═══ DATA PROVIDED

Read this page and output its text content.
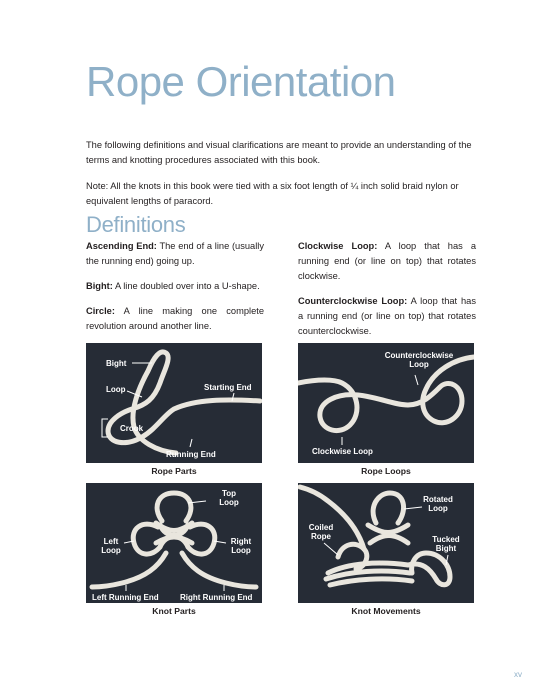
Rope Orientation
The following definitions and visual clarifications are meant to provide an understanding of the terms and knotting procedures associated with this book.
Note: All the knots in this book were tied with a six foot length of ¼ inch solid braid nylon or equivalent lengths of paracord.
Definitions

Ascending End: The end of a line (usually the running end) going up.

Bight: A line doubled over into a U-shape.

Circle: A line making one complete revolution around another line.

Clockwise Loop: A loop that has a running end (or line on top) that rotates clockwise.

Counterclockwise Loop: A loop that has a running end (or line on top) that rotates counterclockwise.

Bight
Loop	Starting End
Crook
Running End
Rope Parts
Counterclockwise
Loop
Clockwise Loop
Rope Loops
Top
Loop
Left
Loop
Right
Loop
Left Running End	Right Running End
Knot Parts
Rotated
Loop
Coiled
Rope	Tucked
Bight
Knot Movements
xv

══════

— CHALLENGE —
Go through the material and copy out every line with "rotates" in it.

— EXPECTED OUTPUT —
Clockwise Loop: A loop that has a running end (or line on top) that rotates clockwise.
Counterclockwise Loop: A loop that has a running end (or line on top) that rotates counterclockwise.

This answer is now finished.